**GOAL**
Quote, without change, all of the lines that follow.

━━━━━━━━━━━━━━━━━━━━

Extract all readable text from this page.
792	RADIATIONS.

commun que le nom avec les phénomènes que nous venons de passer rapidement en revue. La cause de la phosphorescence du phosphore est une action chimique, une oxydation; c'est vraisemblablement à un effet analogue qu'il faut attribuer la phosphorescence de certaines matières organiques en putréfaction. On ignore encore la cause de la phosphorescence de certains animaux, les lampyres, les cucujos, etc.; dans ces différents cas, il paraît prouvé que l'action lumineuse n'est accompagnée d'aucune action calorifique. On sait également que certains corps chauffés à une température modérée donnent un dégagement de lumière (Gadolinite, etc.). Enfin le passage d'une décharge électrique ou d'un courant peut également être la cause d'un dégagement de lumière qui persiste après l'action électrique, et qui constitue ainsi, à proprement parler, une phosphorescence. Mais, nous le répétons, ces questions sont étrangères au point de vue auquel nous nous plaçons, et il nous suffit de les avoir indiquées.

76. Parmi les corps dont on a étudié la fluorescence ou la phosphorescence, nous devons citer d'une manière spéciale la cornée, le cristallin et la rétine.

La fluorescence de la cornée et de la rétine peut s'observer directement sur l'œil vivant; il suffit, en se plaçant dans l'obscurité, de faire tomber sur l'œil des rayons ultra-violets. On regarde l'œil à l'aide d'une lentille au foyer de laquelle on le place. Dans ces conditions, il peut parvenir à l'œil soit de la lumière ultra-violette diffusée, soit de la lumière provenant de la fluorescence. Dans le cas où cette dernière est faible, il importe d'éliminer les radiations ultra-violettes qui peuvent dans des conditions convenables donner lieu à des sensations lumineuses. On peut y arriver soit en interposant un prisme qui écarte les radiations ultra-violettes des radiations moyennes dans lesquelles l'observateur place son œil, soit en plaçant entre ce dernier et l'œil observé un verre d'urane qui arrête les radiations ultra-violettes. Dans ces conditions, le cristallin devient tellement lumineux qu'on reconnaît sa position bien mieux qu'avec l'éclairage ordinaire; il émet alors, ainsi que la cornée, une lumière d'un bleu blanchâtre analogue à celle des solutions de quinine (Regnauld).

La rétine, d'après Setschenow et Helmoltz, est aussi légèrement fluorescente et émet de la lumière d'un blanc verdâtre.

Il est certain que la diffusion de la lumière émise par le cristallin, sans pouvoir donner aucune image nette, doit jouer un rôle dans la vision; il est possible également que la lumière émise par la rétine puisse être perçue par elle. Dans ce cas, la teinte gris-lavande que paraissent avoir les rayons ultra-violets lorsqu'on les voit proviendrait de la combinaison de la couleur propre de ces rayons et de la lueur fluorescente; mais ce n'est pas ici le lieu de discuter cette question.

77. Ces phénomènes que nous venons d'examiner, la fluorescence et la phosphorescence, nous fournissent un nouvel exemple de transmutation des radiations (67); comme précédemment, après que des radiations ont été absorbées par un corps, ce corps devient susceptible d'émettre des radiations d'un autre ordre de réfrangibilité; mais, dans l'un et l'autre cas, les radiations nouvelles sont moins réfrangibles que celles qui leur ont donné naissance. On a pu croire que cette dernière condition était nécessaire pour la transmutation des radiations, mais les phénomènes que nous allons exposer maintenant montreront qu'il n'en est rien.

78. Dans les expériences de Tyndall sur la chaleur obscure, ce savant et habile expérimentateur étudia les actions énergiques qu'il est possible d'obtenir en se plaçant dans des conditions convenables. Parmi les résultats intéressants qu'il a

━━━━━━━━━━━━━━━━━━━━

**SOLUTION TO THIS TASK**
Extract all readable text from this page.
792	RADIATIONS.

commun que le nom avec les phénomènes que nous venons de passer rapidement en revue. La cause de la phosphorescence du phosphore est une action chimique, une oxydation; c'est vraisemblablement à un effet analogue qu'il faut attribuer la phosphorescence de certaines matières organiques en putréfaction. On ignore encore la cause de la phosphorescence de certains animaux, les lampyres, les cucujos, etc.; dans ces différents cas, il paraît prouvé que l'action lumineuse n'est accompagnée d'aucune action calorifique. On sait également que certains corps chauffés à une température modérée donnent un dégagement de lumière (Gadolinite, etc.). Enfin le passage d'une décharge électrique ou d'un courant peut également être la cause d'un dégagement de lumière qui persiste après l'action électrique, et qui constitue ainsi, à proprement parler, une phosphorescence. Mais, nous le répétons, ces questions sont étrangères au point de vue auquel nous nous plaçons, et il nous suffit de les avoir indiquées.

76. Parmi les corps dont on a étudié la fluorescence ou la phosphorescence, nous devons citer d'une manière spéciale la cornée, le cristallin et la rétine.

La fluorescence de la cornée et de la rétine peut s'observer directement sur l'œil vivant; il suffit, en se plaçant dans l'obscurité, de faire tomber sur l'œil des rayons ultra-violets. On regarde l'œil à l'aide d'une lentille au foyer de laquelle on le place. Dans ces conditions, il peut parvenir à l'œil soit de la lumière ultra-violette diffusée, soit de la lumière provenant de la fluorescence. Dans le cas où cette dernière est faible, il importe d'éliminer les radiations ultra-violettes qui peuvent dans des conditions convenables donner lieu à des sensations lumineuses. On peut y arriver soit en interposant un prisme qui écarte les radiations ultra-violettes des radiations moyennes dans lesquelles l'observateur place son œil, soit en plaçant entre ce dernier et l'œil observé un verre d'urane qui arrête les radiations ultra-violettes. Dans ces conditions, le cristallin devient tellement lumineux qu'on reconnaît sa position bien mieux qu'avec l'éclairage ordinaire; il émet alors, ainsi que la cornée, une lumière d'un bleu blanchâtre analogue à celle des solutions de quinine (Regnauld).

La rétine, d'après Setschenow et Helmoltz, est aussi légèrement fluorescente et émet de la lumière d'un blanc verdâtre.

Il est certain que la diffusion de la lumière émise par le cristallin, sans pouvoir donner aucune image nette, doit jouer un rôle dans la vision; il est possible également que la lumière émise par la rétine puisse être perçue par elle. Dans ce cas, la teinte gris-lavande que paraissent avoir les rayons ultra-violets lorsqu'on les voit proviendrait de la combinaison de la couleur propre de ces rayons et de la lueur fluorescente; mais ce n'est pas ici le lieu de discuter cette question.

77. Ces phénomènes que nous venons d'examiner, la fluorescence et la phosphorescence, nous fournissent un nouvel exemple de transmutation des radiations (67); comme précédemment, après que des radiations ont été absorbées par un corps, ce corps devient susceptible d'émettre des radiations d'un autre ordre de réfrangibilité; mais, dans l'un et l'autre cas, les radiations nouvelles sont moins réfrangibles que celles qui leur ont donné naissance. On a pu croire que cette dernière condition était nécessaire pour la transmutation des radiations, mais les phénomènes que nous allons exposer maintenant montreront qu'il n'en est rien.

78. Dans les expériences de Tyndall sur la chaleur obscure, ce savant et habile expérimentateur étudia les actions énergiques qu'il est possible d'obtenir en se plaçant dans des conditions convenables. Parmi les résultats intéressants qu'il a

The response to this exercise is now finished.